| EXERCISE TASK |
Every record should be copied exactly, except that pictures are to be omitted.

| DATA RECORDS |

◆ ◆ ◆ ◆

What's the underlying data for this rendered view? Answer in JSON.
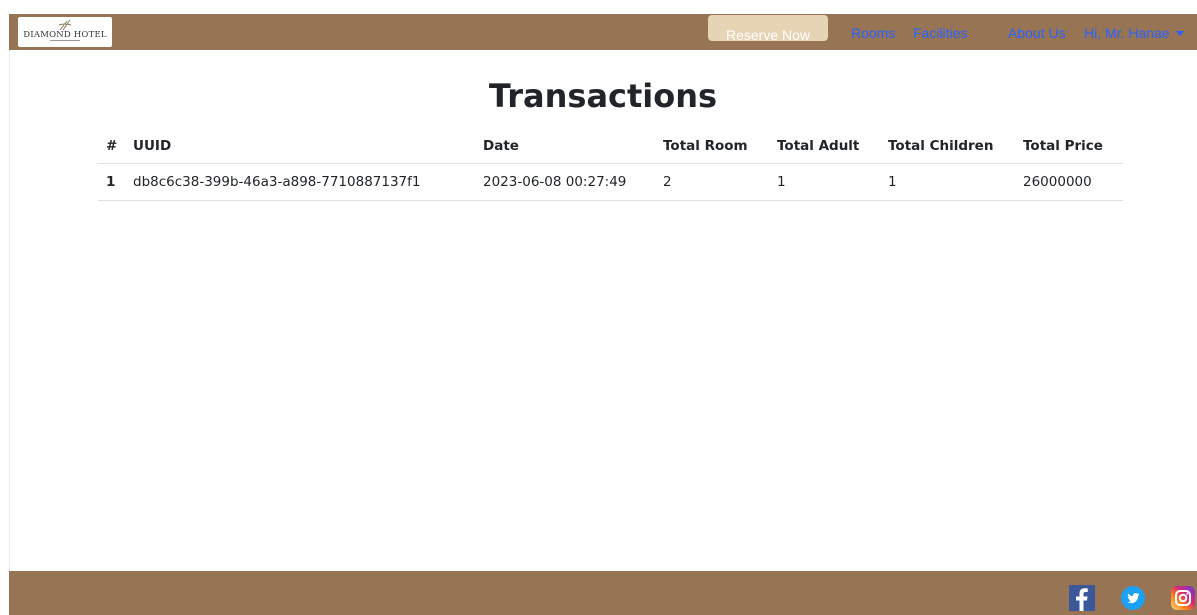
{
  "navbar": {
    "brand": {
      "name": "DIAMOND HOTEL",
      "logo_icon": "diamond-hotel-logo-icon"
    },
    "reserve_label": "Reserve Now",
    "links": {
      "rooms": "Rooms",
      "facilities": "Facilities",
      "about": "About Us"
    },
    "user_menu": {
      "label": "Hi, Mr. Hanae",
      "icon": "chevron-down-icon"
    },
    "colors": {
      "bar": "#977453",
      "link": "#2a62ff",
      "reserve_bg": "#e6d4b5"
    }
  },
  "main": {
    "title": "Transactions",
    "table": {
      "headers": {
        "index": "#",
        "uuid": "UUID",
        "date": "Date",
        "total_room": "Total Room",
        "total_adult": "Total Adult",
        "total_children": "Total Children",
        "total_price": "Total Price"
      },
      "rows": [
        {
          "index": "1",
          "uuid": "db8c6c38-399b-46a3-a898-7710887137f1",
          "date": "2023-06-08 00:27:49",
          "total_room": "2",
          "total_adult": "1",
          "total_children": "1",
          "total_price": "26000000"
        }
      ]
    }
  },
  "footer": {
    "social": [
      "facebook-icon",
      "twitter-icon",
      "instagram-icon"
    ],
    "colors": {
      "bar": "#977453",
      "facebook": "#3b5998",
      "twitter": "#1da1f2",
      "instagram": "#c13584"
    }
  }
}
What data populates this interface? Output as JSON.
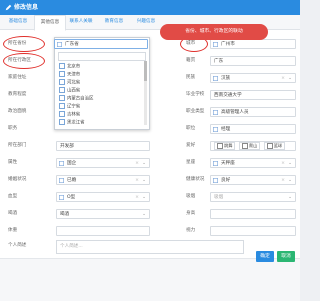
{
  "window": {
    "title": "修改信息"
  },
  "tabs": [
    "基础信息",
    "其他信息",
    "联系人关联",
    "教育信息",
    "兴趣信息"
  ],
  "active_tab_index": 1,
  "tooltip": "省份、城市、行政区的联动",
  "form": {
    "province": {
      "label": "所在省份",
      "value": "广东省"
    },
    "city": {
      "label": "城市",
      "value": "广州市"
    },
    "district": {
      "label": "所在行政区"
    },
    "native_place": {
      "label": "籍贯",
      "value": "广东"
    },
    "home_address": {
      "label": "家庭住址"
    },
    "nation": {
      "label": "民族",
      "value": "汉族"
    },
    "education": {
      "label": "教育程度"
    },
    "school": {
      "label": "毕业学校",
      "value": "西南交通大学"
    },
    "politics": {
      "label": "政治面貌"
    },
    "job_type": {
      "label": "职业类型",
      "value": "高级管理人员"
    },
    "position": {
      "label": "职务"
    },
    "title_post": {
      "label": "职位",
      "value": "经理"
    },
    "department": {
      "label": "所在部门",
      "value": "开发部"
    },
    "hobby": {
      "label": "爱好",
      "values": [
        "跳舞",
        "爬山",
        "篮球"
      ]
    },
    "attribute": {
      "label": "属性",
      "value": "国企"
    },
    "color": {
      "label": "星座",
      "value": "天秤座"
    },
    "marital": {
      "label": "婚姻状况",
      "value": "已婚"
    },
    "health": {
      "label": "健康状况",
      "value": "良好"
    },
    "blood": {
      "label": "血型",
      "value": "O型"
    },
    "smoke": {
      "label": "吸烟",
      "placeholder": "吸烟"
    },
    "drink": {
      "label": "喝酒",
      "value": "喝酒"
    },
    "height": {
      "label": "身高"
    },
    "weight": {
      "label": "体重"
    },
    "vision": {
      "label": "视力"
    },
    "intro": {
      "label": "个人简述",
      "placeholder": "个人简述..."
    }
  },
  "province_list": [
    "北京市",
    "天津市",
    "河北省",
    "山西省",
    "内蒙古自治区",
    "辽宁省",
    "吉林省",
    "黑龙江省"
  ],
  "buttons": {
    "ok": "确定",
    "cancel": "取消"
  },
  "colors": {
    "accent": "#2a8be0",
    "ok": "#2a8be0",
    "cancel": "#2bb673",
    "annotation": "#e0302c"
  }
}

◆ ◆ ◆ ◆

| TASK ANSWER |
What's the underlying data for this rendered view? Answer in JSON.
{
  "navbar": {
    "brand": {
      "name": "DIAMOND HOTEL",
      "logo_icon": "diamond-hotel-logo-icon"
    },
    "reserve_label": "Reserve Now",
    "links": {
      "rooms": "Rooms",
      "facilities": "Facilities",
      "about": "About Us"
    },
    "user_menu": {
      "label": "Hi, Mr. Hanae",
      "icon": "chevron-down-icon"
    },
    "colors": {
      "bar": "#977453",
      "link": "#2a62ff",
      "reserve_bg": "#e6d4b5"
    }
  },
  "main": {
    "title": "Transactions",
    "table": {
      "headers": {
        "index": "#",
        "uuid": "UUID",
        "date": "Date",
        "total_room": "Total Room",
        "total_adult": "Total Adult",
        "total_children": "Total Children",
        "total_price": "Total Price"
      },
      "rows": [
        {
          "index": "1",
          "uuid": "db8c6c38-399b-46a3-a898-7710887137f1",
          "date": "2023-06-08 00:27:49",
          "total_room": "2",
          "total_adult": "1",
          "total_children": "1",
          "total_price": "26000000"
        }
      ]
    }
  },
  "footer": {
    "social": [
      "facebook-icon",
      "twitter-icon",
      "instagram-icon"
    ],
    "colors": {
      "bar": "#977453",
      "facebook": "#3b5998",
      "twitter": "#1da1f2",
      "instagram": "#c13584"
    }
  }
}
What data populates this interface? Output as JSON.
{
  "window": {
    "title": "修改信息"
  },
  "tabs": [
    "基础信息",
    "其他信息",
    "联系人关联",
    "教育信息",
    "兴趣信息"
  ],
  "active_tab_index": 1,
  "tooltip": "省份、城市、行政区的联动",
  "form": {
    "province": {
      "label": "所在省份",
      "value": "广东省"
    },
    "city": {
      "label": "城市",
      "value": "广州市"
    },
    "district": {
      "label": "所在行政区"
    },
    "native_place": {
      "label": "籍贯",
      "value": "广东"
    },
    "home_address": {
      "label": "家庭住址"
    },
    "nation": {
      "label": "民族",
      "value": "汉族"
    },
    "education": {
      "label": "教育程度"
    },
    "school": {
      "label": "毕业学校",
      "value": "西南交通大学"
    },
    "politics": {
      "label": "政治面貌"
    },
    "job_type": {
      "label": "职业类型",
      "value": "高级管理人员"
    },
    "position": {
      "label": "职务"
    },
    "title_post": {
      "label": "职位",
      "value": "经理"
    },
    "department": {
      "label": "所在部门",
      "value": "开发部"
    },
    "hobby": {
      "label": "爱好",
      "values": [
        "跳舞",
        "爬山",
        "篮球"
      ]
    },
    "attribute": {
      "label": "属性",
      "value": "国企"
    },
    "color": {
      "label": "星座",
      "value": "天秤座"
    },
    "marital": {
      "label": "婚姻状况",
      "value": "已婚"
    },
    "health": {
      "label": "健康状况",
      "value": "良好"
    },
    "blood": {
      "label": "血型",
      "value": "O型"
    },
    "smoke": {
      "label": "吸烟",
      "placeholder": "吸烟"
    },
    "drink": {
      "label": "喝酒",
      "value": "喝酒"
    },
    "height": {
      "label": "身高"
    },
    "weight": {
      "label": "体重"
    },
    "vision": {
      "label": "视力"
    },
    "intro": {
      "label": "个人简述",
      "placeholder": "个人简述..."
    }
  },
  "province_list": [
    "北京市",
    "天津市",
    "河北省",
    "山西省",
    "内蒙古自治区",
    "辽宁省",
    "吉林省",
    "黑龙江省"
  ],
  "buttons": {
    "ok": "确定",
    "cancel": "取消"
  },
  "colors": {
    "accent": "#2a8be0",
    "ok": "#2a8be0",
    "cancel": "#2bb673",
    "annotation": "#e0302c"
  }
}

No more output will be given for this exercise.